Given task:
Could you quote, exactly as they stand, the lines running from the one with "Read this page and output its text content." to the final line of the material?

++++++++

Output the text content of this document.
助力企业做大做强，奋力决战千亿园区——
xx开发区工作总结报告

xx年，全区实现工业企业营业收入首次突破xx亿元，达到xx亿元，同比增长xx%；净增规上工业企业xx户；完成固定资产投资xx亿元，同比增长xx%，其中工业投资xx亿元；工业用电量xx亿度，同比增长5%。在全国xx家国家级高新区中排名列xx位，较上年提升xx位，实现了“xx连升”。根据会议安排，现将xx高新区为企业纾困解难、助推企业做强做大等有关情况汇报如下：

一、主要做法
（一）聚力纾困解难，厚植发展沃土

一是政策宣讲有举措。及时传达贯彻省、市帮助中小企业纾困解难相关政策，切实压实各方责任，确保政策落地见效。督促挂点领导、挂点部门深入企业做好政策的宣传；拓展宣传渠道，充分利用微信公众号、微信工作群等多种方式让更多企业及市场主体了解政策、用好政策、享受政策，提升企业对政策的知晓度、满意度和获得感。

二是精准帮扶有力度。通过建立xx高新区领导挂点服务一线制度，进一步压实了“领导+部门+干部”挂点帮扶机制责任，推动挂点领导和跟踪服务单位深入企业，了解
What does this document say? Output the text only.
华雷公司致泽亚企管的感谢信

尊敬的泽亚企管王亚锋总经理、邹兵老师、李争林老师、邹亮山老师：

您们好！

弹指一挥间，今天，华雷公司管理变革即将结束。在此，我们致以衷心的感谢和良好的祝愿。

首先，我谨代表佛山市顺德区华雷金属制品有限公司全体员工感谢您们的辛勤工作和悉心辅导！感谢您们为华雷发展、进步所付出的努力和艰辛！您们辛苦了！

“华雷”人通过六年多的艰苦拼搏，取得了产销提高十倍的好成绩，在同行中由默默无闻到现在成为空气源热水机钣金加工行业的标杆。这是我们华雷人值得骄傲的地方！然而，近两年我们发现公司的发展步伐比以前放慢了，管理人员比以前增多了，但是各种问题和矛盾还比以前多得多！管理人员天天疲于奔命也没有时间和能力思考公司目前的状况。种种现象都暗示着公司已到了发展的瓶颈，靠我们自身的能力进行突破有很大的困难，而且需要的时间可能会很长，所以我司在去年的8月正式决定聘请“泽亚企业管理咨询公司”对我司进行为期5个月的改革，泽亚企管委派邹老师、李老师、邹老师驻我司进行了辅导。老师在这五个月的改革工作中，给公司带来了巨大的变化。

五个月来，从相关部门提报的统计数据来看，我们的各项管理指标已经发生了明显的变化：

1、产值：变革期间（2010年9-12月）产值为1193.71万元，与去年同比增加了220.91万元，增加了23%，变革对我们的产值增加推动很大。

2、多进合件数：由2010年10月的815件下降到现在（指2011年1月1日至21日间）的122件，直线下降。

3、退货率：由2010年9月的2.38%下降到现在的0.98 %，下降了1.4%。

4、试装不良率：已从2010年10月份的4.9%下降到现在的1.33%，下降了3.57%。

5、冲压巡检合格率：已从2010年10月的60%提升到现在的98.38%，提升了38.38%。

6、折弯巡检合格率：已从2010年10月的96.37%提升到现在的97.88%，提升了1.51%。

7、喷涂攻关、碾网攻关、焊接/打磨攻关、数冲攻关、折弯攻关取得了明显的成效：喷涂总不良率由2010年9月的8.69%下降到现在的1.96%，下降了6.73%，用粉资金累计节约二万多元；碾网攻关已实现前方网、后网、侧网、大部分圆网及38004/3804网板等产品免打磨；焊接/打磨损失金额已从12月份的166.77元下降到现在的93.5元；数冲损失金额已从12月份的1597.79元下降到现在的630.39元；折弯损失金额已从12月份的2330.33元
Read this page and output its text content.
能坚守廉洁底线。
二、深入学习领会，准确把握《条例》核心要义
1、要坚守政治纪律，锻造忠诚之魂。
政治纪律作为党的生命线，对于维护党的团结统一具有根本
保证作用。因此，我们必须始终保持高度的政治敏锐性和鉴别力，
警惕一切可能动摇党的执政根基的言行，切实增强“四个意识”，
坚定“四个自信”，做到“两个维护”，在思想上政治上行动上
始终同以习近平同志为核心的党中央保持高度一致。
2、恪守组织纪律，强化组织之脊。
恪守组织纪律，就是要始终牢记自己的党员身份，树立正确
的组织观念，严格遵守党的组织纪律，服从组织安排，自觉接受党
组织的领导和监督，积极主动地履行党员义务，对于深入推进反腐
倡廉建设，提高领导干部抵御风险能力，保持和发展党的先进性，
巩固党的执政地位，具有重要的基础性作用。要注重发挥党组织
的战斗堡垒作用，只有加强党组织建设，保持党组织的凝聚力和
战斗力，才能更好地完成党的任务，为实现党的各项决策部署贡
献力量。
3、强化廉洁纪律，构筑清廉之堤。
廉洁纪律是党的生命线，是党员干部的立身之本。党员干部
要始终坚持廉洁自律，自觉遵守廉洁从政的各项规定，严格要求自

++++++++

Final result:
Read this page and output its text content.
能坚守廉洁底线。
二、深入学习领会，准确把握《条例》核心要义
1、要坚守政治纪律，锻造忠诚之魂。
政治纪律作为党的生命线，对于维护党的团结统一具有根本
保证作用。因此，我们必须始终保持高度的政治敏锐性和鉴别力，
警惕一切可能动摇党的执政根基的言行，切实增强“四个意识”，
坚定“四个自信”，做到“两个维护”，在思想上政治上行动上
始终同以习近平同志为核心的党中央保持高度一致。
2、恪守组织纪律，强化组织之脊。
恪守组织纪律，就是要始终牢记自己的党员身份，树立正确
的组织观念，严格遵守党的组织纪律，服从组织安排，自觉接受党
组织的领导和监督，积极主动地履行党员义务，对于深入推进反腐
倡廉建设，提高领导干部抵御风险能力，保持和发展党的先进性，
巩固党的执政地位，具有重要的基础性作用。要注重发挥党组织
的战斗堡垒作用，只有加强党组织建设，保持党组织的凝聚力和
战斗力，才能更好地完成党的任务，为实现党的各项决策部署贡
献力量。
3、强化廉洁纪律，构筑清廉之堤。
廉洁纪律是党的生命线，是党员干部的立身之本。党员干部
要始终坚持廉洁自律，自觉遵守廉洁从政的各项规定，严格要求自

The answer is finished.